Task directions — The entries below contain pictures. Retype everything except those pictures, exactly as given.

# # # # #

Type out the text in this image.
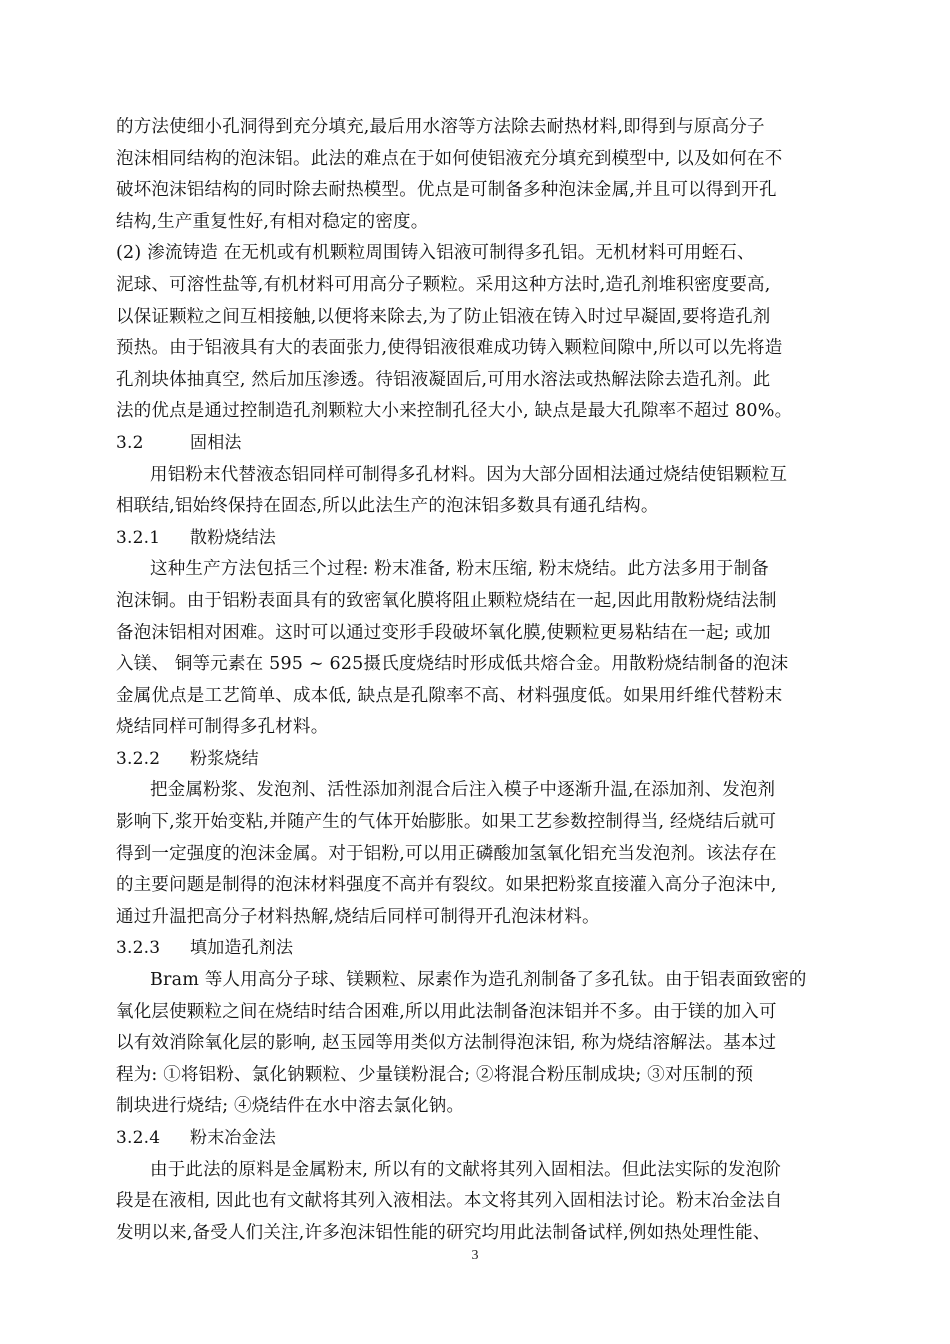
的方法使细小孔洞得到充分填充,最后用水溶等方法除去耐热材料,即得到与原高分子
泡沫相同结构的泡沫铝。此法的难点在于如何使铝液充分填充到模型中, 以及如何在不
破坏泡沫铝结构的同时除去耐热模型。优点是可制备多种泡沫金属,并且可以得到开孔
结构,生产重复性好,有相对稳定的密度。
(2) 渗流铸造 在无机或有机颗粒周围铸入铝液可制得多孔铝。无机材料可用蛭石、
泥球、可溶性盐等,有机材料可用高分子颗粒。采用这种方法时,造孔剂堆积密度要高,
以保证颗粒之间互相接触,以便将来除去,为了防止铝液在铸入时过早凝固,要将造孔剂
预热。由于铝液具有大的表面张力,使得铝液很难成功铸入颗粒间隙中,所以可以先将造
孔剂块体抽真空, 然后加压渗透。待铝液凝固后,可用水溶法或热解法除去造孔剂。此
法的优点是通过控制造孔剂颗粒大小来控制孔径大小, 缺点是最大孔隙率不超过 80%。
3.2	固相法
用铝粉末代替液态铝同样可制得多孔材料。因为大部分固相法通过烧结使铝颗粒互
相联结,铝始终保持在固态,所以此法生产的泡沫铝多数具有通孔结构。
3.2.1 散粉烧结法
这种生产方法包括三个过程: 粉末准备, 粉末压缩, 粉末烧结。此方法多用于制备
泡沫铜。由于铝粉表面具有的致密氧化膜将阻止颗粒烧结在一起,因此用散粉烧结法制
备泡沫铝相对困难。这时可以通过变形手段破坏氧化膜,使颗粒更易粘结在一起; 或加
入镁、 铜等元素在 595 ~ 625摄氏度烧结时形成低共熔合金。用散粉烧结制备的泡沫
金属优点是工艺简单、成本低, 缺点是孔隙率不高、材料强度低。如果用纤维代替粉末
烧结同样可制得多孔材料。
3.2.2 粉浆烧结
把金属粉浆、发泡剂、活性添加剂混合后注入模子中逐渐升温,在添加剂、发泡剂
影响下,浆开始变粘,并随产生的气体开始膨胀。如果工艺参数控制得当, 经烧结后就可
得到一定强度的泡沫金属。对于铝粉,可以用正磷酸加氢氧化铝充当发泡剂。该法存在
的主要问题是制得的泡沫材料强度不高并有裂纹。如果把粉浆直接灌入高分子泡沫中,
通过升温把高分子材料热解,烧结后同样可制得开孔泡沫材料。
3.2.3 填加造孔剂法
Bram 等人用高分子球、镁颗粒、尿素作为造孔剂制备了多孔钛。由于铝表面致密的
氧化层使颗粒之间在烧结时结合困难,所以用此法制备泡沫铝并不多。由于镁的加入可
以有效消除氧化层的影响, 赵玉园等用类似方法制得泡沫铝, 称为烧结溶解法。基本过
程为: ①将铝粉、氯化钠颗粒、少量镁粉混合; ②将混合粉压制成块; ③对压制的预
制块进行烧结; ④烧结件在水中溶去氯化钠。
3.2.4 粉末冶金法
由于此法的原料是金属粉末, 所以有的文献将其列入固相法。但此法实际的发泡阶
段是在液相, 因此也有文献将其列入液相法。本文将其列入固相法讨论。粉末冶金法自
发明以来,备受人们关注,许多泡沫铝性能的研究均用此法制备试样,例如热处理性能、
3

# # # # #

Answer to this task —
Type out the text in this image.
的方法使细小孔洞得到充分填充,最后用水溶等方法除去耐热材料,即得到与原高分子
泡沫相同结构的泡沫铝。此法的难点在于如何使铝液充分填充到模型中, 以及如何在不
破坏泡沫铝结构的同时除去耐热模型。优点是可制备多种泡沫金属,并且可以得到开孔
结构,生产重复性好,有相对稳定的密度。
(2) 渗流铸造 在无机或有机颗粒周围铸入铝液可制得多孔铝。无机材料可用蛭石、
泥球、可溶性盐等,有机材料可用高分子颗粒。采用这种方法时,造孔剂堆积密度要高,
以保证颗粒之间互相接触,以便将来除去,为了防止铝液在铸入时过早凝固,要将造孔剂
预热。由于铝液具有大的表面张力,使得铝液很难成功铸入颗粒间隙中,所以可以先将造
孔剂块体抽真空, 然后加压渗透。待铝液凝固后,可用水溶法或热解法除去造孔剂。此
法的优点是通过控制造孔剂颗粒大小来控制孔径大小, 缺点是最大孔隙率不超过 80%。
3.2	固相法
用铝粉末代替液态铝同样可制得多孔材料。因为大部分固相法通过烧结使铝颗粒互
相联结,铝始终保持在固态,所以此法生产的泡沫铝多数具有通孔结构。
3.2.1 散粉烧结法
这种生产方法包括三个过程: 粉末准备, 粉末压缩, 粉末烧结。此方法多用于制备
泡沫铜。由于铝粉表面具有的致密氧化膜将阻止颗粒烧结在一起,因此用散粉烧结法制
备泡沫铝相对困难。这时可以通过变形手段破坏氧化膜,使颗粒更易粘结在一起; 或加
入镁、 铜等元素在 595 ~ 625摄氏度烧结时形成低共熔合金。用散粉烧结制备的泡沫
金属优点是工艺简单、成本低, 缺点是孔隙率不高、材料强度低。如果用纤维代替粉末
烧结同样可制得多孔材料。
3.2.2 粉浆烧结
把金属粉浆、发泡剂、活性添加剂混合后注入模子中逐渐升温,在添加剂、发泡剂
影响下,浆开始变粘,并随产生的气体开始膨胀。如果工艺参数控制得当, 经烧结后就可
得到一定强度的泡沫金属。对于铝粉,可以用正磷酸加氢氧化铝充当发泡剂。该法存在
的主要问题是制得的泡沫材料强度不高并有裂纹。如果把粉浆直接灌入高分子泡沫中,
通过升温把高分子材料热解,烧结后同样可制得开孔泡沫材料。
3.2.3 填加造孔剂法
Bram 等人用高分子球、镁颗粒、尿素作为造孔剂制备了多孔钛。由于铝表面致密的
氧化层使颗粒之间在烧结时结合困难,所以用此法制备泡沫铝并不多。由于镁的加入可
以有效消除氧化层的影响, 赵玉园等用类似方法制得泡沫铝, 称为烧结溶解法。基本过
程为: ①将铝粉、氯化钠颗粒、少量镁粉混合; ②将混合粉压制成块; ③对压制的预
制块进行烧结; ④烧结件在水中溶去氯化钠。
3.2.4 粉末冶金法
由于此法的原料是金属粉末, 所以有的文献将其列入固相法。但此法实际的发泡阶
段是在液相, 因此也有文献将其列入液相法。本文将其列入固相法讨论。粉末冶金法自
发明以来,备受人们关注,许多泡沫铝性能的研究均用此法制备试样,例如热处理性能、
3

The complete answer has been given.